▶ Task set
a - According to the Unity profiling help page, which Unity versions is the integrated profiler compatible with?
b - Carry the Unity profiling help page forward from its last sentence shown.

JetBrains Rider 2022.2 Help

Profile Unity Applications

JetBrains Rider comes bundled with dotTrace performance profiler that allows finding performance bottlenecks in your Unity games. This includes finding the slowest methods in your scripts, determining the cause of CPU starvation, blocking garbage collection, disk I/O, and other issues. The integrated profiler is based on JetBrains dotTrace and is compatible with Unity 2018.3 and later. You can use the profiler via the dotTrace Profiler tool window. For more details on the integrated profiler, refer to Performance profiling of .NET code.

Installation and licensing

dotTrace and dotMemory are provided as a single bundled plugin for Rider. The plugin is installed along with Rider automatically with no additional actions needed. If you want to disable the plugin, use the Rider's Plugins settings.

Note that the dotTrace and dotMemory plugin is available in Rider only for the owners of dotUltimate or All Products Pack subscriptions.

There are two ways to profile a Unity application:

  • Profile a project opened in the Unity Editor and Rider.

  • Profile a compiled Unity application executable file.

Profile a project opened in the Unity Editor and Rider

  1. Close the Unity Editor if it is open.

  2. In Rider, on the toolbar, choose a run configuration: either Attach to Unity Editor or Attach to Unity Editor and Play.

  3. On the toolbar, make sure the Timeline (Unity) profiling configuration is selected.

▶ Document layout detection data

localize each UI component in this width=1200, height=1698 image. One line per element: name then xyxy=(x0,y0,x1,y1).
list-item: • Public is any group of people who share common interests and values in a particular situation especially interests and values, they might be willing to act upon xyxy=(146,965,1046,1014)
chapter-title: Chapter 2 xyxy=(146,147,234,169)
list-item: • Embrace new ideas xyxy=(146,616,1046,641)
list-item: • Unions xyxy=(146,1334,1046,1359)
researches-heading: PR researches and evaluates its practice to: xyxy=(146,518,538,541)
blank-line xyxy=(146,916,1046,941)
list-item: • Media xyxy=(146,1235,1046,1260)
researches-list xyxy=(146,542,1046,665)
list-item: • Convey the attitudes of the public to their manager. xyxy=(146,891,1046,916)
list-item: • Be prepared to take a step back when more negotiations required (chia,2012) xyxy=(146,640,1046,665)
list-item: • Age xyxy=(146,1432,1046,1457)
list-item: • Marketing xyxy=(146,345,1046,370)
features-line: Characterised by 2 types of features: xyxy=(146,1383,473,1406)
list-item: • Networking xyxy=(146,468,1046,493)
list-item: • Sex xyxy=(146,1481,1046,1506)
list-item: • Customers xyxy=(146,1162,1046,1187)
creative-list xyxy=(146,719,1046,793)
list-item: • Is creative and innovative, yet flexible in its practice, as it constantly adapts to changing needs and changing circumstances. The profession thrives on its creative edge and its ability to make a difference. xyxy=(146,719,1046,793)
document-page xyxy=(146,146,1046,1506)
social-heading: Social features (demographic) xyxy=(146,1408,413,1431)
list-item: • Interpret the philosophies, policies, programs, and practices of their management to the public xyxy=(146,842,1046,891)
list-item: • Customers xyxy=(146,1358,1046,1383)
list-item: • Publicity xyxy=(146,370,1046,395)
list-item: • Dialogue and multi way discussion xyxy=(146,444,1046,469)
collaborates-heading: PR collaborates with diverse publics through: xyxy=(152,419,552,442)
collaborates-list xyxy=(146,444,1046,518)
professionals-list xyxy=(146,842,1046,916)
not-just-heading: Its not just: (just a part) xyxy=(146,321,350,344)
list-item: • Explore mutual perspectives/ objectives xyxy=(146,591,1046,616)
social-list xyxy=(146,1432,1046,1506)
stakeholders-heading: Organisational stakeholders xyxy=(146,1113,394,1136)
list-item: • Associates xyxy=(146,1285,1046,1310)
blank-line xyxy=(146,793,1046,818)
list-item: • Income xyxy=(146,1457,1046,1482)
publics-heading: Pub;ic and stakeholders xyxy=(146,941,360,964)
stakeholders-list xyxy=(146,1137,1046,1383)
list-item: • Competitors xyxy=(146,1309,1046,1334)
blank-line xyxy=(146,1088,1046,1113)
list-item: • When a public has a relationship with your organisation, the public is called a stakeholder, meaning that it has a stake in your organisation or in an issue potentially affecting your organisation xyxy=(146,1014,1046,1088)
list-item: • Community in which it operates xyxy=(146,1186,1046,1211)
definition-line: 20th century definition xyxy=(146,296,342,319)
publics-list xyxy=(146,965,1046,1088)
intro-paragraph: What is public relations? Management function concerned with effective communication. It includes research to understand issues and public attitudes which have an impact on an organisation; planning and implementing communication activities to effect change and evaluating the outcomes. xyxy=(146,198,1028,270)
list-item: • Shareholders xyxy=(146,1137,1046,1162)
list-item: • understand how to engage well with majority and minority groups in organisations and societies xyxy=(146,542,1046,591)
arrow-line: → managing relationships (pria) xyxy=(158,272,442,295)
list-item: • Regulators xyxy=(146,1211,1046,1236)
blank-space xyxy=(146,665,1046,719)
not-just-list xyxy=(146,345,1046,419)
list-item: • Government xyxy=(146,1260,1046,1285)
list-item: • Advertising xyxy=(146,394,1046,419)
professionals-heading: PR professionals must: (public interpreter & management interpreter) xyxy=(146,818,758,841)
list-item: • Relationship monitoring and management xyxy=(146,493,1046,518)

▶ Numbered responses
a - Unity 2018.3 and later.

b -
    On Windows, you can also profile the native part of your Unity application. To do this, you should select the Enable native profiling option in the profiling configuration settings. This option may be helpful for finding low-level performance issues related to rendering and other Unity engine subsystems.

    Unity profiling config
  4. Run profiling by clicking the Profile Unity app Profile 'Attach to Unity Editor' using 'Timeline (Unity)' profiling configuration button on the toolbar.

  5. Reproduce the performance issue you are looking for or, if you just evaluate the overall app performance, go through the desired usage scenarios in your application.

  6. Click Get Performance Snapshot Rider Get Snapshot. The collected snapshot will be added to the list of snapshots inside the dotTrace Profiler window. To start collecting profiling data again, click Start Recording Start Recording.

  7. After you collect a snapshot(s), you can finish the profiling session. Normally, you do it either by closing the profiled application or using the Kill processes Kill button (it forcibly terminates the profiled app and the session, so, use it only in emergency cases).

  8. Analyze the collected snapshots.

Profile an executable file of a Unity app

  1. Create a new run configuration based on Unity Executable.

  2. Select this run configuration on the toolbar.

  3. On the toolbar, choose the Timeline (Unity) profiling configuration.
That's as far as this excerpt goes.